- Material shown:
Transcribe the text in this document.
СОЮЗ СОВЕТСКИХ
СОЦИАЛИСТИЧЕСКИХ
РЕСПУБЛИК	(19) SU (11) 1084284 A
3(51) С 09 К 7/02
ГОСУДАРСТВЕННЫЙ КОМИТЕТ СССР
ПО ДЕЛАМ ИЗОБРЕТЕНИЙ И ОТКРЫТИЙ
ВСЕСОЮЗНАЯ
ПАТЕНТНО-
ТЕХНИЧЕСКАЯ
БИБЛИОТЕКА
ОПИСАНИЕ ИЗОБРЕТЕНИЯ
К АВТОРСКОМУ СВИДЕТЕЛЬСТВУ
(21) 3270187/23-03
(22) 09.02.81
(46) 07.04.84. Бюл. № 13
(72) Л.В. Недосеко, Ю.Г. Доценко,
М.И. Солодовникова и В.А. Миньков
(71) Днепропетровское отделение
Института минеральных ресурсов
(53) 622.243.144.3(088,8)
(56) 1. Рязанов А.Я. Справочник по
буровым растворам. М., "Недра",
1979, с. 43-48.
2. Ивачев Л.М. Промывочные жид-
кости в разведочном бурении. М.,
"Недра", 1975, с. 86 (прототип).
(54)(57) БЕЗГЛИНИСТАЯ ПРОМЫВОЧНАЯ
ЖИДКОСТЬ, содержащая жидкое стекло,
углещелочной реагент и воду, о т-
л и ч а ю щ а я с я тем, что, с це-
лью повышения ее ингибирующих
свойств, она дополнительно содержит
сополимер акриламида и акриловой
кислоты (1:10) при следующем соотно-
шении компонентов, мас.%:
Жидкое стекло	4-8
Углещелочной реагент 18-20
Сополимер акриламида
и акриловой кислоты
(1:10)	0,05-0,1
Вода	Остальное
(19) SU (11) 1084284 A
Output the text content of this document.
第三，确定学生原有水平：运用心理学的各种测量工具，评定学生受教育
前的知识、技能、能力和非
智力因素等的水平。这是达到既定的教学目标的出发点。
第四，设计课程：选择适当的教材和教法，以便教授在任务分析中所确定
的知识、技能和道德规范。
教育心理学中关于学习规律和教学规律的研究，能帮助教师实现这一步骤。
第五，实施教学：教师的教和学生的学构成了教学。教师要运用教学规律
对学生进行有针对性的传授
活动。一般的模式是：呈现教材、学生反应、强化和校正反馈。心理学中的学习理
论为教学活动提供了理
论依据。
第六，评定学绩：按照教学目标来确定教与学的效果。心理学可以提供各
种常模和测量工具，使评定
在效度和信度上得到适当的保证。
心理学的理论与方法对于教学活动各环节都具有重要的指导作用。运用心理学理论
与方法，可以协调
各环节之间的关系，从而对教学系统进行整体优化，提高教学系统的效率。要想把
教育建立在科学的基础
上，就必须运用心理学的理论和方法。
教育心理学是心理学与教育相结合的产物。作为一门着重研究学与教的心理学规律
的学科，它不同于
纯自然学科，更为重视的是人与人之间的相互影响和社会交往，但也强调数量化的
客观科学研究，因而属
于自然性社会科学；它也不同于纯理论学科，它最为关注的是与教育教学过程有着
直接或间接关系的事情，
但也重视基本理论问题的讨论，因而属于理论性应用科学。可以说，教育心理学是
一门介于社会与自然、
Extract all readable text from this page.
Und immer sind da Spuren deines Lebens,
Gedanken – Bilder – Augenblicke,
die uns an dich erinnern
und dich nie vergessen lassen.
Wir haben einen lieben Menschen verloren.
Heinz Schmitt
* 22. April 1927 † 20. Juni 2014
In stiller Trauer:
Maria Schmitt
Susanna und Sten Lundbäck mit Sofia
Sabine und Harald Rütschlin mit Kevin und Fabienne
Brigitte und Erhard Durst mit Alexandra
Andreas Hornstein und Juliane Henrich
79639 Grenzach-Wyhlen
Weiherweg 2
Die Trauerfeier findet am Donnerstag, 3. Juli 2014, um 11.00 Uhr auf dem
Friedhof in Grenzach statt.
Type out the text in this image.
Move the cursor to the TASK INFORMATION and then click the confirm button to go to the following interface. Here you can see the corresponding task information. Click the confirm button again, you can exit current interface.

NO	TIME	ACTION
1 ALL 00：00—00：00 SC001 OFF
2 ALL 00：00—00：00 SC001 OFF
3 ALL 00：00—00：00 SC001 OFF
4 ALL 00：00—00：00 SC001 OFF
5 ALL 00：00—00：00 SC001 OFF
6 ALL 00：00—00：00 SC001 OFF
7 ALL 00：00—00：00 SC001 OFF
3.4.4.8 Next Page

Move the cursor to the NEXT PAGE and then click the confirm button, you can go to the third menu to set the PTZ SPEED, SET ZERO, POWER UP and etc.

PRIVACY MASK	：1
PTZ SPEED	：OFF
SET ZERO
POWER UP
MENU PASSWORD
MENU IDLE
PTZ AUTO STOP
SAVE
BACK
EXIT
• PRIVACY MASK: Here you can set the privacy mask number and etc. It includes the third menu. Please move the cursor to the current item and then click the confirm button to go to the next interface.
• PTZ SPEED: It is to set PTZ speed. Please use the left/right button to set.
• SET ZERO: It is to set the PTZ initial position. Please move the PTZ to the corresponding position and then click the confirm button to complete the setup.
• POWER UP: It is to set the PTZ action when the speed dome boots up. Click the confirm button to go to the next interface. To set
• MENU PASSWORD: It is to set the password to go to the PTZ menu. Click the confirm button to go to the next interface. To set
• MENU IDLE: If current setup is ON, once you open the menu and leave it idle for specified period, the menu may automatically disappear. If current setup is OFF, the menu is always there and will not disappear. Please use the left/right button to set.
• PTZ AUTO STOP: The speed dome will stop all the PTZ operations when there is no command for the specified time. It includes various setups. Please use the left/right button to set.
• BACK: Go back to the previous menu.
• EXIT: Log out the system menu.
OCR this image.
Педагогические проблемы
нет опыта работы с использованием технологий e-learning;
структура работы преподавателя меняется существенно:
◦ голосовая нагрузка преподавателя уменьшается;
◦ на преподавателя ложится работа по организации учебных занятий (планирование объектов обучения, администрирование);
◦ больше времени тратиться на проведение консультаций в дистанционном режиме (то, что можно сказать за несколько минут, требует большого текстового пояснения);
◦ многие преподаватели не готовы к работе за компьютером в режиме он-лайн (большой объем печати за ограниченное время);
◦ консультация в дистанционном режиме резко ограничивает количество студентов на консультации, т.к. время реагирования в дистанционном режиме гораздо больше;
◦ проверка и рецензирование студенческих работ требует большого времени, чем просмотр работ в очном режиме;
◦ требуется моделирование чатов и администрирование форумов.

- What to do:
Give back all the records exactly as they stand.

- Correct result:
Transcribe the text in this document.
СОЮЗ СОВЕТСКИХ
СОЦИАЛИСТИЧЕСКИХ
РЕСПУБЛИК	(19) SU (11) 1084284 A
3(51) С 09 К 7/02
ГОСУДАРСТВЕННЫЙ КОМИТЕТ СССР
ПО ДЕЛАМ ИЗОБРЕТЕНИЙ И ОТКРЫТИЙ
ВСЕСОЮЗНАЯ
ПАТЕНТНО-
ТЕХНИЧЕСКАЯ
БИБЛИОТЕКА
ОПИСАНИЕ ИЗОБРЕТЕНИЯ
К АВТОРСКОМУ СВИДЕТЕЛЬСТВУ
(21) 3270187/23-03
(22) 09.02.81
(46) 07.04.84. Бюл. № 13
(72) Л.В. Недосеко, Ю.Г. Доценко,
М.И. Солодовникова и В.А. Миньков
(71) Днепропетровское отделение
Института минеральных ресурсов
(53) 622.243.144.3(088,8)
(56) 1. Рязанов А.Я. Справочник по
буровым растворам. М., "Недра",
1979, с. 43-48.
2. Ивачев Л.М. Промывочные жид-
кости в разведочном бурении. М.,
"Недра", 1975, с. 86 (прототип).
(54)(57) БЕЗГЛИНИСТАЯ ПРОМЫВОЧНАЯ
ЖИДКОСТЬ, содержащая жидкое стекло,
углещелочной реагент и воду, о т-
л и ч а ю щ а я с я тем, что, с це-
лью повышения ее ингибирующих
свойств, она дополнительно содержит
сополимер акриламида и акриловой
кислоты (1:10) при следующем соотно-
шении компонентов, мас.%:
Жидкое стекло	4-8
Углещелочной реагент 18-20
Сополимер акриламида
и акриловой кислоты
(1:10)	0,05-0,1
Вода	Остальное
(19) SU (11) 1084284 A
Output the text content of this document.
第三，确定学生原有水平：运用心理学的各种测量工具，评定学生受教育
前的知识、技能、能力和非
智力因素等的水平。这是达到既定的教学目标的出发点。
第四，设计课程：选择适当的教材和教法，以便教授在任务分析中所确定
的知识、技能和道德规范。
教育心理学中关于学习规律和教学规律的研究，能帮助教师实现这一步骤。
第五，实施教学：教师的教和学生的学构成了教学。教师要运用教学规律
对学生进行有针对性的传授
活动。一般的模式是：呈现教材、学生反应、强化和校正反馈。心理学中的学习理
论为教学活动提供了理
论依据。
第六，评定学绩：按照教学目标来确定教与学的效果。心理学可以提供各
种常模和测量工具，使评定
在效度和信度上得到适当的保证。
心理学的理论与方法对于教学活动各环节都具有重要的指导作用。运用心理学理论
与方法，可以协调
各环节之间的关系，从而对教学系统进行整体优化，提高教学系统的效率。要想把
教育建立在科学的基础
上，就必须运用心理学的理论和方法。
教育心理学是心理学与教育相结合的产物。作为一门着重研究学与教的心理学规律
的学科，它不同于
纯自然学科，更为重视的是人与人之间的相互影响和社会交往，但也强调数量化的
客观科学研究，因而属
于自然性社会科学；它也不同于纯理论学科，它最为关注的是与教育教学过程有着
直接或间接关系的事情，
但也重视基本理论问题的讨论，因而属于理论性应用科学。可以说，教育心理学是
一门介于社会与自然、
Extract all readable text from this page.
Und immer sind da Spuren deines Lebens,
Gedanken – Bilder – Augenblicke,
die uns an dich erinnern
und dich nie vergessen lassen.
Wir haben einen lieben Menschen verloren.
Heinz Schmitt
* 22. April 1927 † 20. Juni 2014
In stiller Trauer:
Maria Schmitt
Susanna und Sten Lundbäck mit Sofia
Sabine und Harald Rütschlin mit Kevin und Fabienne
Brigitte und Erhard Durst mit Alexandra
Andreas Hornstein und Juliane Henrich
79639 Grenzach-Wyhlen
Weiherweg 2
Die Trauerfeier findet am Donnerstag, 3. Juli 2014, um 11.00 Uhr auf dem
Friedhof in Grenzach statt.
Type out the text in this image.
Move the cursor to the TASK INFORMATION and then click the confirm button to go to the following interface. Here you can see the corresponding task information. Click the confirm button again, you can exit current interface.

NO	TIME	ACTION
1 ALL 00：00—00：00 SC001 OFF
2 ALL 00：00—00：00 SC001 OFF
3 ALL 00：00—00：00 SC001 OFF
4 ALL 00：00—00：00 SC001 OFF
5 ALL 00：00—00：00 SC001 OFF
6 ALL 00：00—00：00 SC001 OFF
7 ALL 00：00—00：00 SC001 OFF
3.4.4.8 Next Page

Move the cursor to the NEXT PAGE and then click the confirm button, you can go to the third menu to set the PTZ SPEED, SET ZERO, POWER UP and etc.

PRIVACY MASK	：1
PTZ SPEED	：OFF
SET ZERO
POWER UP
MENU PASSWORD
MENU IDLE
PTZ AUTO STOP
SAVE
BACK
EXIT
• PRIVACY MASK: Here you can set the privacy mask number and etc. It includes the third menu. Please move the cursor to the current item and then click the confirm button to go to the next interface.
• PTZ SPEED: It is to set PTZ speed. Please use the left/right button to set.
• SET ZERO: It is to set the PTZ initial position. Please move the PTZ to the corresponding position and then click the confirm button to complete the setup.
• POWER UP: It is to set the PTZ action when the speed dome boots up. Click the confirm button to go to the next interface. To set
• MENU PASSWORD: It is to set the password to go to the PTZ menu. Click the confirm button to go to the next interface. To set
• MENU IDLE: If current setup is ON, once you open the menu and leave it idle for specified period, the menu may automatically disappear. If current setup is OFF, the menu is always there and will not disappear. Please use the left/right button to set.
• PTZ AUTO STOP: The speed dome will stop all the PTZ operations when there is no command for the specified time. It includes various setups. Please use the left/right button to set.
• BACK: Go back to the previous menu.
• EXIT: Log out the system menu.
OCR this image.
Педагогические проблемы
нет опыта работы с использованием технологий e-learning;
структура работы преподавателя меняется существенно:
◦ голосовая нагрузка преподавателя уменьшается;
◦ на преподавателя ложится работа по организации учебных занятий (планирование объектов обучения, администрирование);
◦ больше времени тратиться на проведение консультаций в дистанционном режиме (то, что можно сказать за несколько минут, требует большого текстового пояснения);
◦ многие преподаватели не готовы к работе за компьютером в режиме он-лайн (большой объем печати за ограниченное время);
◦ консультация в дистанционном режиме резко ограничивает количество студентов на консультации, т.к. время реагирования в дистанционном режиме гораздо больше;
◦ проверка и рецензирование студенческих работ требует большого времени, чем просмотр работ в очном режиме;
◦ требуется моделирование чатов и администрирование форумов.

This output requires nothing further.